• WHAT THIS TASK INVOLVES:
Gather up the lines with the word "Forecast" in them.

──────── ENTRIES PROVIDED

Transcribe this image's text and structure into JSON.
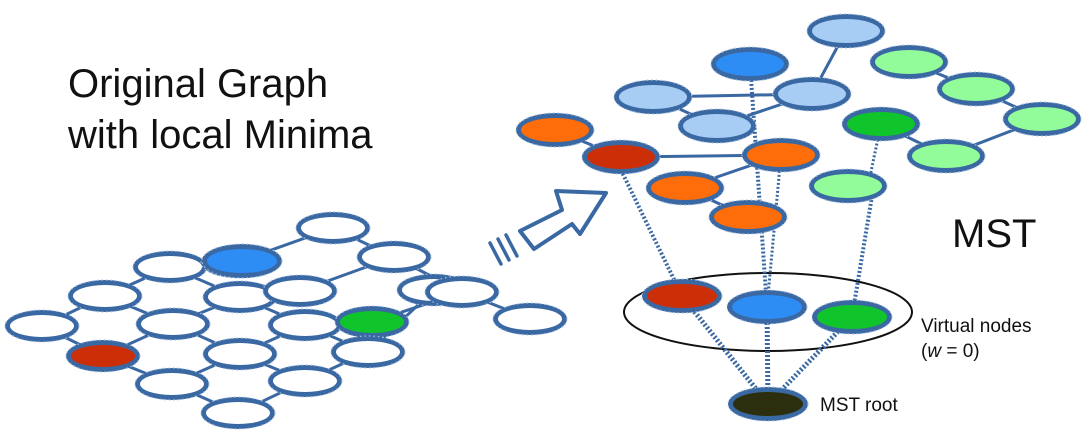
{
  "left_title": {
    "line1": "Original Graph",
    "line2": "with local Minima"
  },
  "mst_label": "MST",
  "virtual_nodes_label": {
    "line1": "Virtual nodes",
    "w_symbol": "w",
    "w_eq": " = 0",
    "open_paren": "(",
    "close_paren": ")"
  },
  "mst_root_label": "MST root",
  "colors": {
    "node_outline": "#3a68a3",
    "empty_node": "#ffffff",
    "red_minimum": "#cc2f08",
    "blue_minimum": "#2e8cf5",
    "green_minimum": "#10c52c",
    "light_blue_region": "#a7cdf5",
    "orange_region": "#fe6d09",
    "light_green_region": "#92fb9a",
    "root_node": "#2c2f0d",
    "arrow_fill": "#ffffff",
    "arrow_outline": "#3a68a3"
  }
}
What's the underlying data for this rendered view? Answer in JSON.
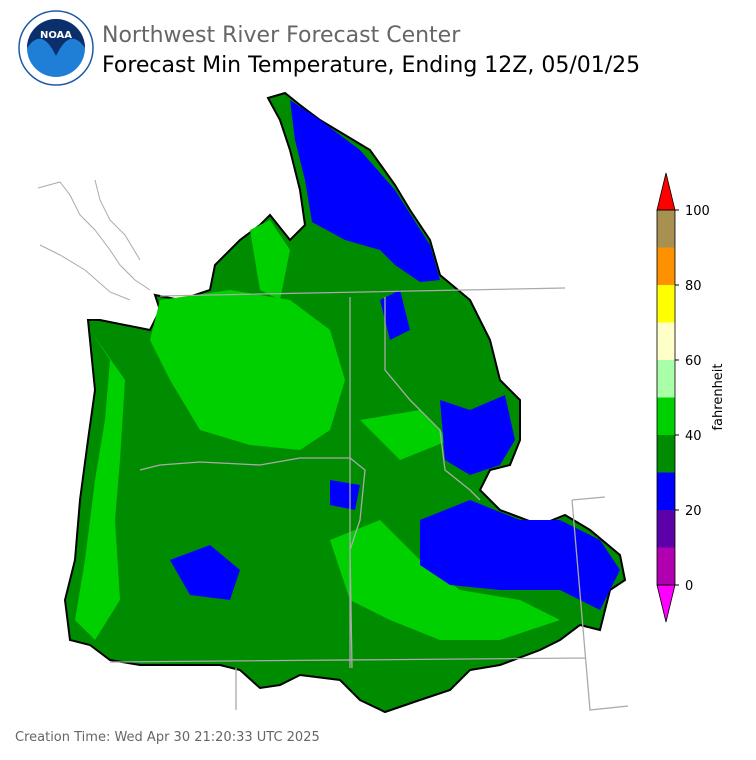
{
  "header": {
    "title": "Northwest River Forecast Center",
    "subtitle": "Forecast Min Temperature, Ending 12Z, 05/01/25",
    "logo_text": "NOAA"
  },
  "colorbar": {
    "label": "fahrenheit",
    "levels": [
      0,
      10,
      20,
      30,
      40,
      50,
      60,
      70,
      80,
      90,
      100
    ],
    "colors": [
      "#b000b0",
      "#5c00aa",
      "#0000ff",
      "#008c00",
      "#00d000",
      "#a8ffa8",
      "#ffffc8",
      "#ffff00",
      "#ff9000",
      "#a89050"
    ],
    "under_color": "#ff00ff",
    "over_color": "#ff0000",
    "ticks": [
      0,
      20,
      40,
      60,
      80,
      100
    ]
  },
  "footer": {
    "creation_time": "Creation Time: Wed Apr 30 21:20:33 UTC 2025"
  }
}
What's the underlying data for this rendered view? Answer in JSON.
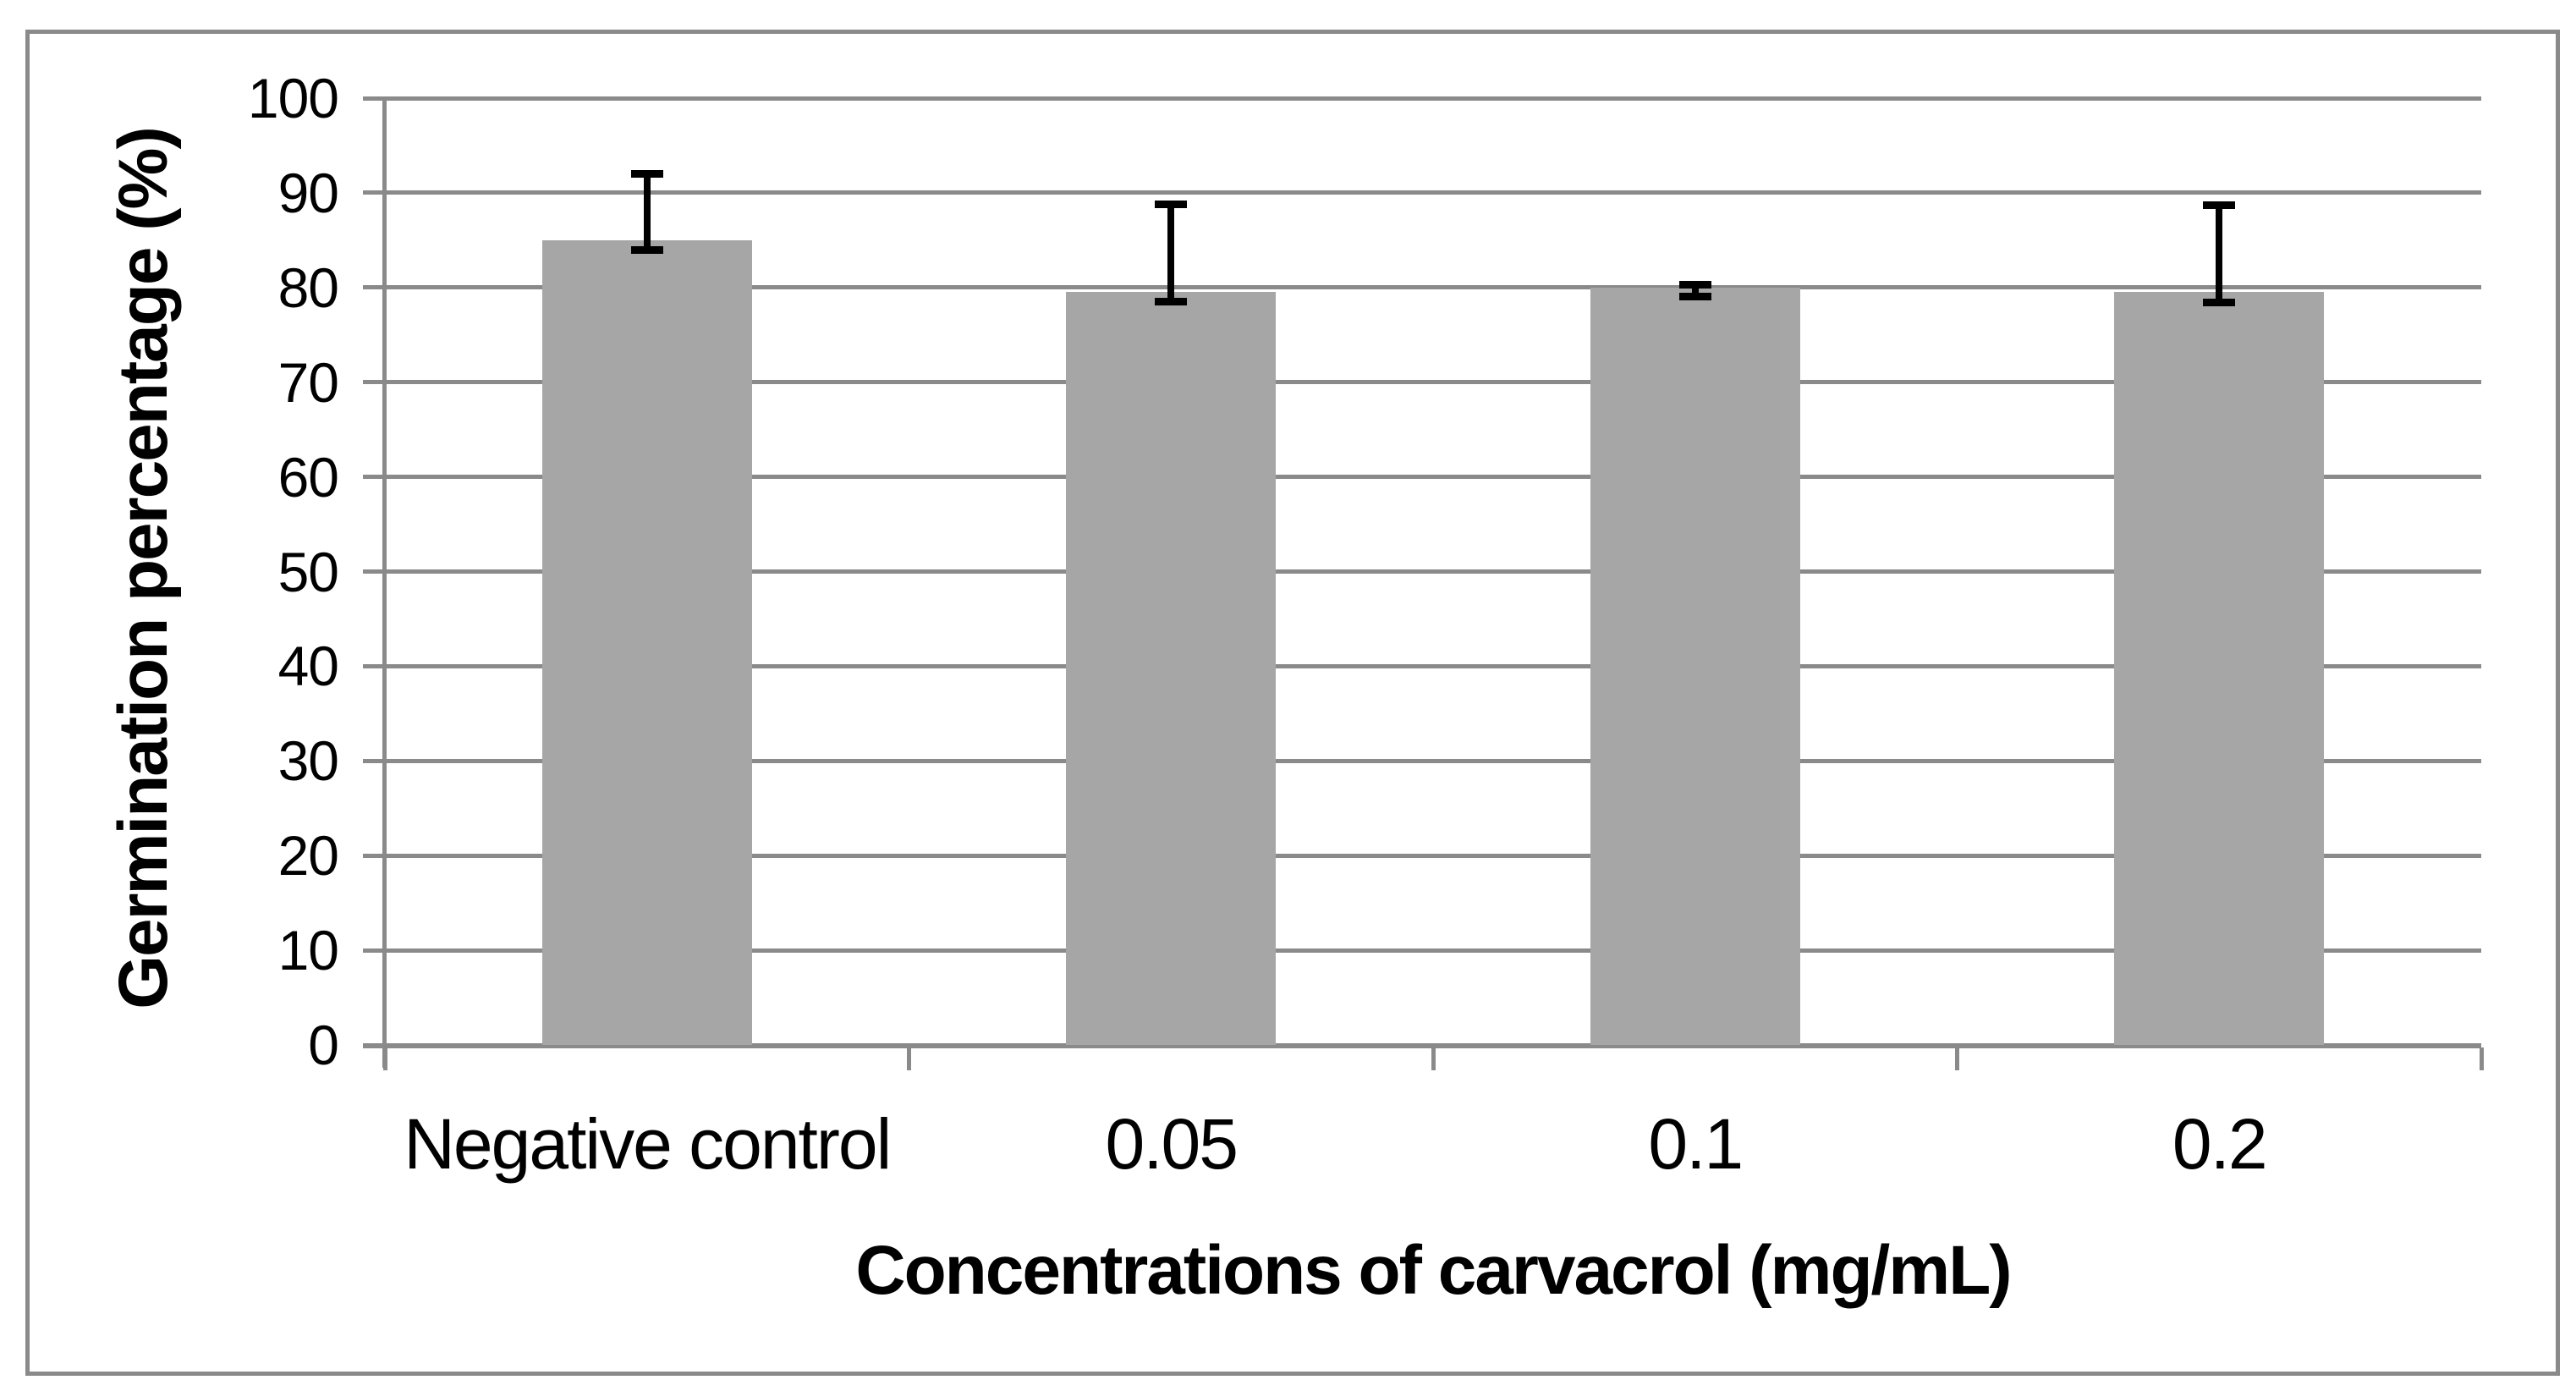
{
  "chart_data": {
    "type": "bar",
    "title": "",
    "xlabel": "Concentrations of carvacrol (mg/mL)",
    "ylabel": "Germination percentage (%)",
    "categories": [
      "Negative control",
      "0.05",
      "0.1",
      "0.2"
    ],
    "values": [
      85,
      79.5,
      80,
      79.5
    ],
    "error_bars": [
      {
        "upper": 92.0,
        "lower": 84.0
      },
      {
        "upper": 88.8,
        "lower": 78.5
      },
      {
        "upper": 80.3,
        "lower": 79.0
      },
      {
        "upper": 88.7,
        "lower": 78.4
      }
    ],
    "ylim": [
      0,
      100
    ],
    "ytick_step": 10,
    "ytick_labels": [
      "0",
      "10",
      "20",
      "30",
      "40",
      "50",
      "60",
      "70",
      "80",
      "90",
      "100"
    ],
    "grid": true,
    "legend": false,
    "bar_color": "#a6a6a6",
    "gridline_color": "#8a8a8a",
    "error_bar_color": "#000000",
    "frame_border_color": "#8a8a8a",
    "background_color": "#ffffff"
  }
}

────────────────

• THE RESPONSE:
    "title": "Northwest River Forecast Center",
    "subtitle": "Forecast Min Temperature, Ending 12Z, 05/01/25",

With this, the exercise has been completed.